Give an exact transcription of every line, dropping the images.

- [Data for this exercise]
****

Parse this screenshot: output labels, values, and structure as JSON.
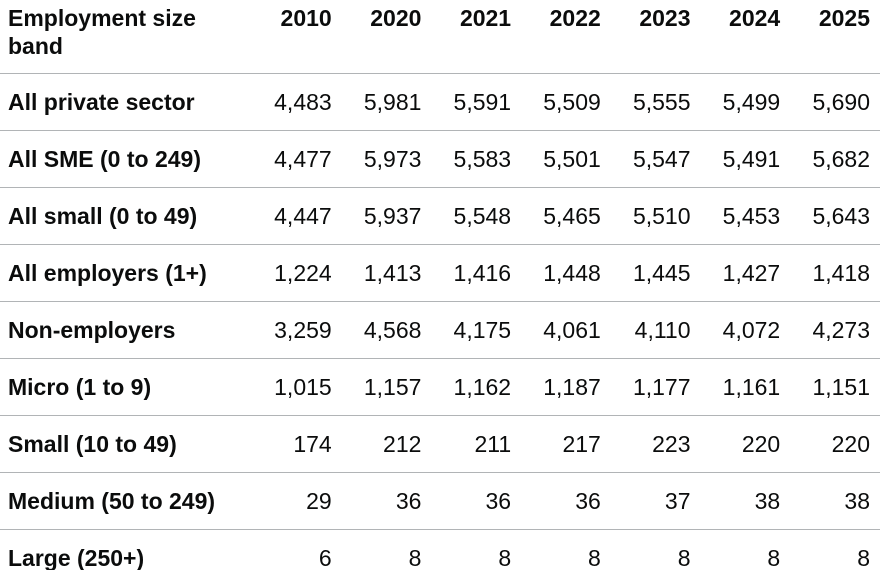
{
  "colors": {
    "text": "#0b0c0c",
    "border": "#b1b4b6",
    "background": "#ffffff"
  },
  "table": {
    "header": {
      "label": "Employment size band",
      "years": [
        "2010",
        "2020",
        "2021",
        "2022",
        "2023",
        "2024",
        "2025"
      ]
    },
    "rows": [
      {
        "label": "All private sector",
        "values": [
          "4,483",
          "5,981",
          "5,591",
          "5,509",
          "5,555",
          "5,499",
          "5,690"
        ]
      },
      {
        "label": "All SME (0 to 249)",
        "values": [
          "4,477",
          "5,973",
          "5,583",
          "5,501",
          "5,547",
          "5,491",
          "5,682"
        ]
      },
      {
        "label": "All small (0 to 49)",
        "values": [
          "4,447",
          "5,937",
          "5,548",
          "5,465",
          "5,510",
          "5,453",
          "5,643"
        ]
      },
      {
        "label": "All employers (1+)",
        "values": [
          "1,224",
          "1,413",
          "1,416",
          "1,448",
          "1,445",
          "1,427",
          "1,418"
        ]
      },
      {
        "label": "Non-employers",
        "values": [
          "3,259",
          "4,568",
          "4,175",
          "4,061",
          "4,110",
          "4,072",
          "4,273"
        ]
      },
      {
        "label": "Micro (1 to 9)",
        "values": [
          "1,015",
          "1,157",
          "1,162",
          "1,187",
          "1,177",
          "1,161",
          "1,151"
        ]
      },
      {
        "label": "Small (10 to 49)",
        "values": [
          "174",
          "212",
          "211",
          "217",
          "223",
          "220",
          "220"
        ]
      },
      {
        "label": "Medium (50 to 249)",
        "values": [
          "29",
          "36",
          "36",
          "36",
          "37",
          "38",
          "38"
        ]
      },
      {
        "label": "Large (250+)",
        "values": [
          "6",
          "8",
          "8",
          "8",
          "8",
          "8",
          "8"
        ]
      }
    ]
  },
  "chart_data": {
    "type": "table",
    "title": "Employment size band",
    "categories": [
      "2010",
      "2020",
      "2021",
      "2022",
      "2023",
      "2024",
      "2025"
    ],
    "series": [
      {
        "name": "All private sector",
        "values": [
          4483,
          5981,
          5591,
          5509,
          5555,
          5499,
          5690
        ]
      },
      {
        "name": "All SME (0 to 249)",
        "values": [
          4477,
          5973,
          5583,
          5501,
          5547,
          5491,
          5682
        ]
      },
      {
        "name": "All small (0 to 49)",
        "values": [
          4447,
          5937,
          5548,
          5465,
          5510,
          5453,
          5643
        ]
      },
      {
        "name": "All employers (1+)",
        "values": [
          1224,
          1413,
          1416,
          1448,
          1445,
          1427,
          1418
        ]
      },
      {
        "name": "Non-employers",
        "values": [
          3259,
          4568,
          4175,
          4061,
          4110,
          4072,
          4273
        ]
      },
      {
        "name": "Micro (1 to 9)",
        "values": [
          1015,
          1157,
          1162,
          1187,
          1177,
          1161,
          1151
        ]
      },
      {
        "name": "Small (10 to 49)",
        "values": [
          174,
          212,
          211,
          217,
          223,
          220,
          220
        ]
      },
      {
        "name": "Medium (50 to 249)",
        "values": [
          29,
          36,
          36,
          36,
          37,
          38,
          38
        ]
      },
      {
        "name": "Large (250+)",
        "values": [
          6,
          8,
          8,
          8,
          8,
          8,
          8
        ]
      }
    ]
  }
}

****

- [Response below]
Parse this screenshot: output labels, values, and structure as JSON.
{
  "colors": {
    "text": "#0b0c0c",
    "border": "#b1b4b6",
    "background": "#ffffff"
  },
  "table": {
    "header": {
      "label": "Employment size band",
      "years": [
        "2010",
        "2020",
        "2021",
        "2022",
        "2023",
        "2024",
        "2025"
      ]
    },
    "rows": [
      {
        "label": "All private sector",
        "values": [
          "4,483",
          "5,981",
          "5,591",
          "5,509",
          "5,555",
          "5,499",
          "5,690"
        ]
      },
      {
        "label": "All SME (0 to 249)",
        "values": [
          "4,477",
          "5,973",
          "5,583",
          "5,501",
          "5,547",
          "5,491",
          "5,682"
        ]
      },
      {
        "label": "All small (0 to 49)",
        "values": [
          "4,447",
          "5,937",
          "5,548",
          "5,465",
          "5,510",
          "5,453",
          "5,643"
        ]
      },
      {
        "label": "All employers (1+)",
        "values": [
          "1,224",
          "1,413",
          "1,416",
          "1,448",
          "1,445",
          "1,427",
          "1,418"
        ]
      },
      {
        "label": "Non-employers",
        "values": [
          "3,259",
          "4,568",
          "4,175",
          "4,061",
          "4,110",
          "4,072",
          "4,273"
        ]
      },
      {
        "label": "Micro (1 to 9)",
        "values": [
          "1,015",
          "1,157",
          "1,162",
          "1,187",
          "1,177",
          "1,161",
          "1,151"
        ]
      },
      {
        "label": "Small (10 to 49)",
        "values": [
          "174",
          "212",
          "211",
          "217",
          "223",
          "220",
          "220"
        ]
      },
      {
        "label": "Medium (50 to 249)",
        "values": [
          "29",
          "36",
          "36",
          "36",
          "37",
          "38",
          "38"
        ]
      },
      {
        "label": "Large (250+)",
        "values": [
          "6",
          "8",
          "8",
          "8",
          "8",
          "8",
          "8"
        ]
      }
    ]
  },
  "chart_data": {
    "type": "table",
    "title": "Employment size band",
    "categories": [
      "2010",
      "2020",
      "2021",
      "2022",
      "2023",
      "2024",
      "2025"
    ],
    "series": [
      {
        "name": "All private sector",
        "values": [
          4483,
          5981,
          5591,
          5509,
          5555,
          5499,
          5690
        ]
      },
      {
        "name": "All SME (0 to 249)",
        "values": [
          4477,
          5973,
          5583,
          5501,
          5547,
          5491,
          5682
        ]
      },
      {
        "name": "All small (0 to 49)",
        "values": [
          4447,
          5937,
          5548,
          5465,
          5510,
          5453,
          5643
        ]
      },
      {
        "name": "All employers (1+)",
        "values": [
          1224,
          1413,
          1416,
          1448,
          1445,
          1427,
          1418
        ]
      },
      {
        "name": "Non-employers",
        "values": [
          3259,
          4568,
          4175,
          4061,
          4110,
          4072,
          4273
        ]
      },
      {
        "name": "Micro (1 to 9)",
        "values": [
          1015,
          1157,
          1162,
          1187,
          1177,
          1161,
          1151
        ]
      },
      {
        "name": "Small (10 to 49)",
        "values": [
          174,
          212,
          211,
          217,
          223,
          220,
          220
        ]
      },
      {
        "name": "Medium (50 to 249)",
        "values": [
          29,
          36,
          36,
          36,
          37,
          38,
          38
        ]
      },
      {
        "name": "Large (250+)",
        "values": [
          6,
          8,
          8,
          8,
          8,
          8,
          8
        ]
      }
    ]
  }
}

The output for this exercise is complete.